* **EXERCISE DESCRIPTION**
Restate each line word for word. Leave out every picture.

* **SOURCE DATA**
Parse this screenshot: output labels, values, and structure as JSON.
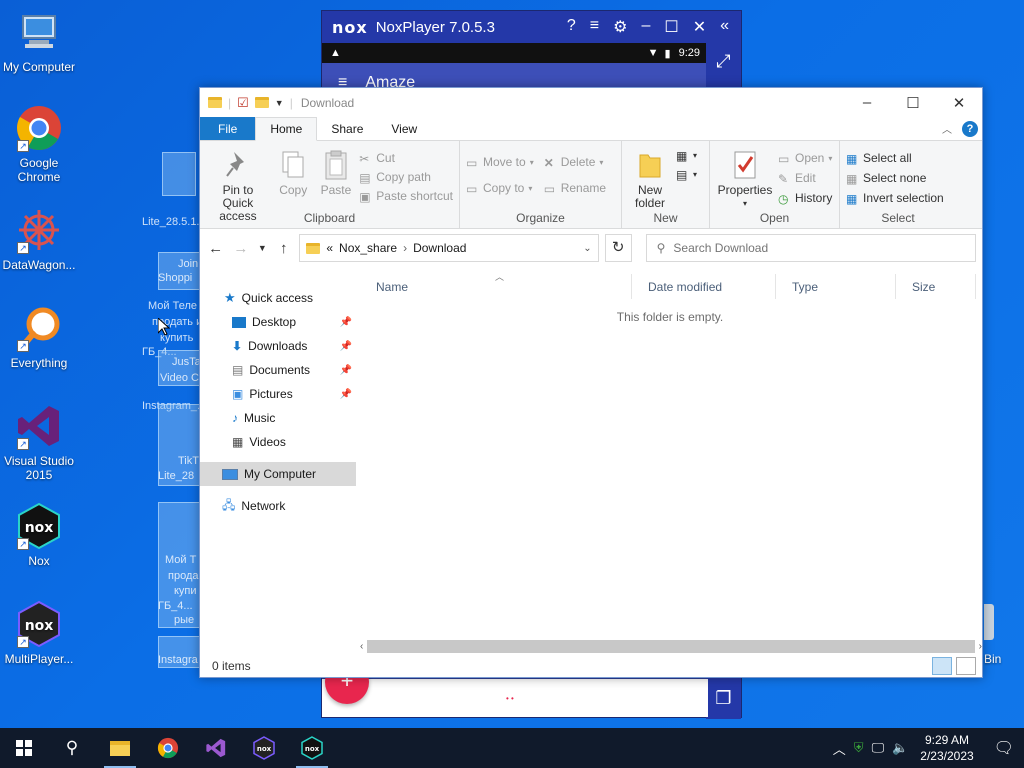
{
  "desktop": {
    "icons": [
      {
        "label": "My Computer"
      },
      {
        "label": "Google Chrome"
      },
      {
        "label": "DataWagon..."
      },
      {
        "label": "Everything"
      },
      {
        "label": "Visual Studio 2015"
      },
      {
        "label": "Nox"
      },
      {
        "label": "MultiPlayer..."
      }
    ],
    "recycle_partial": "Bin",
    "ghost_texts": [
      "Lite_28.5.1...",
      "Мой Теле",
      "продать и",
      "купить",
      "ГБ_4...",
      "Instagram_...",
      "Lite_28",
      "Мой Т",
      "прода",
      "купи",
      "ГБ_4...",
      "рые",
      "Instagra",
      "Join",
      "Shoppi",
      "JusTa",
      "Video C",
      "TikT",
      "Lite_28"
    ]
  },
  "nox": {
    "title": "NoxPlayer 7.0.5.3",
    "logo": "nox",
    "status_time": "9:29",
    "app_title": "Amaze"
  },
  "explorer": {
    "title": "Download",
    "tabs": [
      "File",
      "Home",
      "Share",
      "View"
    ],
    "ribbon": {
      "clipboard": {
        "label": "Clipboard",
        "pin": "Pin to Quick access",
        "copy": "Copy",
        "paste": "Paste",
        "cut": "Cut",
        "copy_path": "Copy path",
        "paste_shortcut": "Paste shortcut"
      },
      "organize": {
        "label": "Organize",
        "move_to": "Move to",
        "copy_to": "Copy to",
        "delete": "Delete",
        "rename": "Rename"
      },
      "new": {
        "label": "New",
        "new_folder": "New folder"
      },
      "open": {
        "label": "Open",
        "properties": "Properties",
        "open": "Open",
        "edit": "Edit",
        "history": "History"
      },
      "select": {
        "label": "Select",
        "select_all": "Select all",
        "select_none": "Select none",
        "invert": "Invert selection"
      }
    },
    "address": {
      "prefix": "«",
      "parts": [
        "Nox_share",
        "Download"
      ]
    },
    "search_placeholder": "Search Download",
    "nav": {
      "quick_access": "Quick access",
      "items": [
        "Desktop",
        "Downloads",
        "Documents",
        "Pictures",
        "Music",
        "Videos"
      ],
      "my_computer": "My Computer",
      "network": "Network"
    },
    "columns": [
      "Name",
      "Date modified",
      "Type",
      "Size"
    ],
    "empty_message": "This folder is empty.",
    "status": "0 items"
  },
  "taskbar": {
    "time": "9:29 AM",
    "date": "2/23/2023"
  },
  "colors": {
    "desktop_bg": "#0b6ee6",
    "file_tab": "#1979ca",
    "nox_blue": "#2438a8",
    "fab": "#e8264e"
  }
}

* **TASK SOLUTION**
Parse this screenshot: output labels, values, and structure as JSON.
{
  "desktop": {
    "icons": [
      {
        "label": "My Computer"
      },
      {
        "label": "Google Chrome"
      },
      {
        "label": "DataWagon..."
      },
      {
        "label": "Everything"
      },
      {
        "label": "Visual Studio 2015"
      },
      {
        "label": "Nox"
      },
      {
        "label": "MultiPlayer..."
      }
    ],
    "recycle_partial": "Bin",
    "ghost_texts": [
      "Lite_28.5.1...",
      "Мой Теле",
      "продать и",
      "купить",
      "ГБ_4...",
      "Instagram_...",
      "Lite_28",
      "Мой Т",
      "прода",
      "купи",
      "ГБ_4...",
      "рые",
      "Instagra",
      "Join",
      "Shoppi",
      "JusTa",
      "Video C",
      "TikT",
      "Lite_28"
    ]
  },
  "nox": {
    "title": "NoxPlayer 7.0.5.3",
    "logo": "nox",
    "status_time": "9:29",
    "app_title": "Amaze"
  },
  "explorer": {
    "title": "Download",
    "tabs": [
      "File",
      "Home",
      "Share",
      "View"
    ],
    "ribbon": {
      "clipboard": {
        "label": "Clipboard",
        "pin": "Pin to Quick access",
        "copy": "Copy",
        "paste": "Paste",
        "cut": "Cut",
        "copy_path": "Copy path",
        "paste_shortcut": "Paste shortcut"
      },
      "organize": {
        "label": "Organize",
        "move_to": "Move to",
        "copy_to": "Copy to",
        "delete": "Delete",
        "rename": "Rename"
      },
      "new": {
        "label": "New",
        "new_folder": "New folder"
      },
      "open": {
        "label": "Open",
        "properties": "Properties",
        "open": "Open",
        "edit": "Edit",
        "history": "History"
      },
      "select": {
        "label": "Select",
        "select_all": "Select all",
        "select_none": "Select none",
        "invert": "Invert selection"
      }
    },
    "address": {
      "prefix": "«",
      "parts": [
        "Nox_share",
        "Download"
      ]
    },
    "search_placeholder": "Search Download",
    "nav": {
      "quick_access": "Quick access",
      "items": [
        "Desktop",
        "Downloads",
        "Documents",
        "Pictures",
        "Music",
        "Videos"
      ],
      "my_computer": "My Computer",
      "network": "Network"
    },
    "columns": [
      "Name",
      "Date modified",
      "Type",
      "Size"
    ],
    "empty_message": "This folder is empty.",
    "status": "0 items"
  },
  "taskbar": {
    "time": "9:29 AM",
    "date": "2/23/2023"
  },
  "colors": {
    "desktop_bg": "#0b6ee6",
    "file_tab": "#1979ca",
    "nox_blue": "#2438a8",
    "fab": "#e8264e"
  }
}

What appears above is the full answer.